## Extracts from a graphics dataset
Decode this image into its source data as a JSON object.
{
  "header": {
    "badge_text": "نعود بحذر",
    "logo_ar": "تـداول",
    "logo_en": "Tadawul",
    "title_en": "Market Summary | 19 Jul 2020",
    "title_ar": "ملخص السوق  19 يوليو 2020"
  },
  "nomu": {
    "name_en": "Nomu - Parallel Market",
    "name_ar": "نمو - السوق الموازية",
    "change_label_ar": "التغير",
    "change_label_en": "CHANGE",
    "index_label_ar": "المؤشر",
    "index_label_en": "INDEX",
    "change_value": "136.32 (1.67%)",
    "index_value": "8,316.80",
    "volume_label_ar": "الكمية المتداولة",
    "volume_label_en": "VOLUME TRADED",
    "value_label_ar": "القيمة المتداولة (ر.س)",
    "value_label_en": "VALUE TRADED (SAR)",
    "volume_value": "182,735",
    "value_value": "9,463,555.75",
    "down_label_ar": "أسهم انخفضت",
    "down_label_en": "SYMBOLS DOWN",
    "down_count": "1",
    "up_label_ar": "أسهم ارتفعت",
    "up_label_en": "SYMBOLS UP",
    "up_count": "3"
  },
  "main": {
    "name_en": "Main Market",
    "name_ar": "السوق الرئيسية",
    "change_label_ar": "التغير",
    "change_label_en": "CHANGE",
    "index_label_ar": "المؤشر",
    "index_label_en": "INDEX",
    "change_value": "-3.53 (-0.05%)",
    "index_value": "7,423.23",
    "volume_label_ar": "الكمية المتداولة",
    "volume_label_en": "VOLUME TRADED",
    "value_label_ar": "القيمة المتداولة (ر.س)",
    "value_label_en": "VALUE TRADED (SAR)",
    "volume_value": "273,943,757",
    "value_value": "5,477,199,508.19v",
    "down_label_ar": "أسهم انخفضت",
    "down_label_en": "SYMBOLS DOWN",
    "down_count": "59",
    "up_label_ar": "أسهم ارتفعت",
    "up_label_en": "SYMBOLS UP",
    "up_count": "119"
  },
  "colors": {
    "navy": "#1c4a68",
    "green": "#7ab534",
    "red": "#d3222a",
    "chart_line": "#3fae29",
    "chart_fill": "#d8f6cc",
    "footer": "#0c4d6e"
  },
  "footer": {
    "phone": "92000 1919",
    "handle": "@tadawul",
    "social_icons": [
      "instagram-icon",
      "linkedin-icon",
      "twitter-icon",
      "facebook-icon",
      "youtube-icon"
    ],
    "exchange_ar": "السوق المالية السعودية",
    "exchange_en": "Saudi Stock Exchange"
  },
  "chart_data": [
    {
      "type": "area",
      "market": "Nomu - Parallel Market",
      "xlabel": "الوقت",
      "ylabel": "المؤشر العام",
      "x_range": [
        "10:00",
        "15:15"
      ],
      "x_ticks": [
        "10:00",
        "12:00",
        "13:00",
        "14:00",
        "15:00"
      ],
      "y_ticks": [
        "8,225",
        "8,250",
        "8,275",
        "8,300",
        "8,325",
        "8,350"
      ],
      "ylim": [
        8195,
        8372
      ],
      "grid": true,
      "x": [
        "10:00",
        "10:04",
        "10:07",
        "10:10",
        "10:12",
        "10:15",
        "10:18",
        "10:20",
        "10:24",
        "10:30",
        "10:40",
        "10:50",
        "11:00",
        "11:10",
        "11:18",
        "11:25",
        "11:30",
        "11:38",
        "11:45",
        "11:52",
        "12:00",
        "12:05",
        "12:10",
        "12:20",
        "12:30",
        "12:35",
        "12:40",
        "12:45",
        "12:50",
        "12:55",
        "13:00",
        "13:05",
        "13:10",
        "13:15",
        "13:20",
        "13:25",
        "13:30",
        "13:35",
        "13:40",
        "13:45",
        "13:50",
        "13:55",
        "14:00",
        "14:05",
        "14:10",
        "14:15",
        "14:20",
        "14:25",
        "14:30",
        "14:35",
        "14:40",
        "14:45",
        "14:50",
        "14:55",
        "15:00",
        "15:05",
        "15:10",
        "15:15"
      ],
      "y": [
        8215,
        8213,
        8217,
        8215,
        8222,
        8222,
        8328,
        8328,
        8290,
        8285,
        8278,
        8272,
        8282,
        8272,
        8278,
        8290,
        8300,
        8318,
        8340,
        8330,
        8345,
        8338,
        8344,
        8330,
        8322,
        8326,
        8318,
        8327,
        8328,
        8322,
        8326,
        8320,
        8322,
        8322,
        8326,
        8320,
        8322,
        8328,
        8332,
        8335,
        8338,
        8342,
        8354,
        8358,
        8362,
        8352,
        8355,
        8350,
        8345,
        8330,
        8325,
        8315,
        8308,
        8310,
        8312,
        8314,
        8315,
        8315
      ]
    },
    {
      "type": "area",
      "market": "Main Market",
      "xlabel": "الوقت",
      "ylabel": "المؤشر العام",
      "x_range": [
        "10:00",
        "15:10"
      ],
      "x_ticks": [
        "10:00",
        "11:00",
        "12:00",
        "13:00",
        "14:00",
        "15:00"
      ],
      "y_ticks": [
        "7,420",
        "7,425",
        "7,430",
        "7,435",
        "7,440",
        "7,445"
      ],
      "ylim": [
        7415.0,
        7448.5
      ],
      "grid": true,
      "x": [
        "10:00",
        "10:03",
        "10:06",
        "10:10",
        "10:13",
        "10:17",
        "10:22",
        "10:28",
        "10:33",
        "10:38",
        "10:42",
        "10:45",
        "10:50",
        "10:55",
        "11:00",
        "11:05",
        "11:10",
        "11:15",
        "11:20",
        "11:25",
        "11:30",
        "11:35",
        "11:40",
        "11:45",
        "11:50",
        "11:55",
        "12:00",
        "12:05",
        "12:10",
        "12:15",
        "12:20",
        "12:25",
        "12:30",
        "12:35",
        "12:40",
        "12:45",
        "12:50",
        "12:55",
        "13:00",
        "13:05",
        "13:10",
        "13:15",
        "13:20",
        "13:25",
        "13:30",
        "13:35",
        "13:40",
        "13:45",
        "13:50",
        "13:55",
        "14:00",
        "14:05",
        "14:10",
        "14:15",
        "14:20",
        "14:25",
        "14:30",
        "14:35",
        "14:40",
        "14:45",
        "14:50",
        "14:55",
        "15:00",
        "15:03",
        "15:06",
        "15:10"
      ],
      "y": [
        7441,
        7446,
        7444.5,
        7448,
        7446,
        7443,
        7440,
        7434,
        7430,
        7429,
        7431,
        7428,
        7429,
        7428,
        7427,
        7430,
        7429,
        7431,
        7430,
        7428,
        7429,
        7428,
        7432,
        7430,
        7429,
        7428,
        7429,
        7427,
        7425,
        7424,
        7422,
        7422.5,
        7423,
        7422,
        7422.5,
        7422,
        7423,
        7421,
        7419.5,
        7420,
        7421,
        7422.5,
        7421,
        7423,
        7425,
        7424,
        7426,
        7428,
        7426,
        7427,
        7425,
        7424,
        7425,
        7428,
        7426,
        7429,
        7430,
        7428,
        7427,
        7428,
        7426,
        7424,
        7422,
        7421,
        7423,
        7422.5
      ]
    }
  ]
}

## Exercise
Your task is to output the full set of records exactly as presented.

## Response for this exercise
Decode this image into its source data as a JSON object.
{
  "header": {
    "badge_text": "نعود بحذر",
    "logo_ar": "تـداول",
    "logo_en": "Tadawul",
    "title_en": "Market Summary | 19 Jul 2020",
    "title_ar": "ملخص السوق  19 يوليو 2020"
  },
  "nomu": {
    "name_en": "Nomu - Parallel Market",
    "name_ar": "نمو - السوق الموازية",
    "change_label_ar": "التغير",
    "change_label_en": "CHANGE",
    "index_label_ar": "المؤشر",
    "index_label_en": "INDEX",
    "change_value": "136.32 (1.67%)",
    "index_value": "8,316.80",
    "volume_label_ar": "الكمية المتداولة",
    "volume_label_en": "VOLUME TRADED",
    "value_label_ar": "القيمة المتداولة (ر.س)",
    "value_label_en": "VALUE TRADED (SAR)",
    "volume_value": "182,735",
    "value_value": "9,463,555.75",
    "down_label_ar": "أسهم انخفضت",
    "down_label_en": "SYMBOLS DOWN",
    "down_count": "1",
    "up_label_ar": "أسهم ارتفعت",
    "up_label_en": "SYMBOLS UP",
    "up_count": "3"
  },
  "main": {
    "name_en": "Main Market",
    "name_ar": "السوق الرئيسية",
    "change_label_ar": "التغير",
    "change_label_en": "CHANGE",
    "index_label_ar": "المؤشر",
    "index_label_en": "INDEX",
    "change_value": "-3.53 (-0.05%)",
    "index_value": "7,423.23",
    "volume_label_ar": "الكمية المتداولة",
    "volume_label_en": "VOLUME TRADED",
    "value_label_ar": "القيمة المتداولة (ر.س)",
    "value_label_en": "VALUE TRADED (SAR)",
    "volume_value": "273,943,757",
    "value_value": "5,477,199,508.19v",
    "down_label_ar": "أسهم انخفضت",
    "down_label_en": "SYMBOLS DOWN",
    "down_count": "59",
    "up_label_ar": "أسهم ارتفعت",
    "up_label_en": "SYMBOLS UP",
    "up_count": "119"
  },
  "colors": {
    "navy": "#1c4a68",
    "green": "#7ab534",
    "red": "#d3222a",
    "chart_line": "#3fae29",
    "chart_fill": "#d8f6cc",
    "footer": "#0c4d6e"
  },
  "footer": {
    "phone": "92000 1919",
    "handle": "@tadawul",
    "social_icons": [
      "instagram-icon",
      "linkedin-icon",
      "twitter-icon",
      "facebook-icon",
      "youtube-icon"
    ],
    "exchange_ar": "السوق المالية السعودية",
    "exchange_en": "Saudi Stock Exchange"
  },
  "chart_data": [
    {
      "type": "area",
      "market": "Nomu - Parallel Market",
      "xlabel": "الوقت",
      "ylabel": "المؤشر العام",
      "x_range": [
        "10:00",
        "15:15"
      ],
      "x_ticks": [
        "10:00",
        "12:00",
        "13:00",
        "14:00",
        "15:00"
      ],
      "y_ticks": [
        "8,225",
        "8,250",
        "8,275",
        "8,300",
        "8,325",
        "8,350"
      ],
      "ylim": [
        8195,
        8372
      ],
      "grid": true,
      "x": [
        "10:00",
        "10:04",
        "10:07",
        "10:10",
        "10:12",
        "10:15",
        "10:18",
        "10:20",
        "10:24",
        "10:30",
        "10:40",
        "10:50",
        "11:00",
        "11:10",
        "11:18",
        "11:25",
        "11:30",
        "11:38",
        "11:45",
        "11:52",
        "12:00",
        "12:05",
        "12:10",
        "12:20",
        "12:30",
        "12:35",
        "12:40",
        "12:45",
        "12:50",
        "12:55",
        "13:00",
        "13:05",
        "13:10",
        "13:15",
        "13:20",
        "13:25",
        "13:30",
        "13:35",
        "13:40",
        "13:45",
        "13:50",
        "13:55",
        "14:00",
        "14:05",
        "14:10",
        "14:15",
        "14:20",
        "14:25",
        "14:30",
        "14:35",
        "14:40",
        "14:45",
        "14:50",
        "14:55",
        "15:00",
        "15:05",
        "15:10",
        "15:15"
      ],
      "y": [
        8215,
        8213,
        8217,
        8215,
        8222,
        8222,
        8328,
        8328,
        8290,
        8285,
        8278,
        8272,
        8282,
        8272,
        8278,
        8290,
        8300,
        8318,
        8340,
        8330,
        8345,
        8338,
        8344,
        8330,
        8322,
        8326,
        8318,
        8327,
        8328,
        8322,
        8326,
        8320,
        8322,
        8322,
        8326,
        8320,
        8322,
        8328,
        8332,
        8335,
        8338,
        8342,
        8354,
        8358,
        8362,
        8352,
        8355,
        8350,
        8345,
        8330,
        8325,
        8315,
        8308,
        8310,
        8312,
        8314,
        8315,
        8315
      ]
    },
    {
      "type": "area",
      "market": "Main Market",
      "xlabel": "الوقت",
      "ylabel": "المؤشر العام",
      "x_range": [
        "10:00",
        "15:10"
      ],
      "x_ticks": [
        "10:00",
        "11:00",
        "12:00",
        "13:00",
        "14:00",
        "15:00"
      ],
      "y_ticks": [
        "7,420",
        "7,425",
        "7,430",
        "7,435",
        "7,440",
        "7,445"
      ],
      "ylim": [
        7415.0,
        7448.5
      ],
      "grid": true,
      "x": [
        "10:00",
        "10:03",
        "10:06",
        "10:10",
        "10:13",
        "10:17",
        "10:22",
        "10:28",
        "10:33",
        "10:38",
        "10:42",
        "10:45",
        "10:50",
        "10:55",
        "11:00",
        "11:05",
        "11:10",
        "11:15",
        "11:20",
        "11:25",
        "11:30",
        "11:35",
        "11:40",
        "11:45",
        "11:50",
        "11:55",
        "12:00",
        "12:05",
        "12:10",
        "12:15",
        "12:20",
        "12:25",
        "12:30",
        "12:35",
        "12:40",
        "12:45",
        "12:50",
        "12:55",
        "13:00",
        "13:05",
        "13:10",
        "13:15",
        "13:20",
        "13:25",
        "13:30",
        "13:35",
        "13:40",
        "13:45",
        "13:50",
        "13:55",
        "14:00",
        "14:05",
        "14:10",
        "14:15",
        "14:20",
        "14:25",
        "14:30",
        "14:35",
        "14:40",
        "14:45",
        "14:50",
        "14:55",
        "15:00",
        "15:03",
        "15:06",
        "15:10"
      ],
      "y": [
        7441,
        7446,
        7444.5,
        7448,
        7446,
        7443,
        7440,
        7434,
        7430,
        7429,
        7431,
        7428,
        7429,
        7428,
        7427,
        7430,
        7429,
        7431,
        7430,
        7428,
        7429,
        7428,
        7432,
        7430,
        7429,
        7428,
        7429,
        7427,
        7425,
        7424,
        7422,
        7422.5,
        7423,
        7422,
        7422.5,
        7422,
        7423,
        7421,
        7419.5,
        7420,
        7421,
        7422.5,
        7421,
        7423,
        7425,
        7424,
        7426,
        7428,
        7426,
        7427,
        7425,
        7424,
        7425,
        7428,
        7426,
        7429,
        7430,
        7428,
        7427,
        7428,
        7426,
        7424,
        7422,
        7421,
        7423,
        7422.5
      ]
    }
  ]
}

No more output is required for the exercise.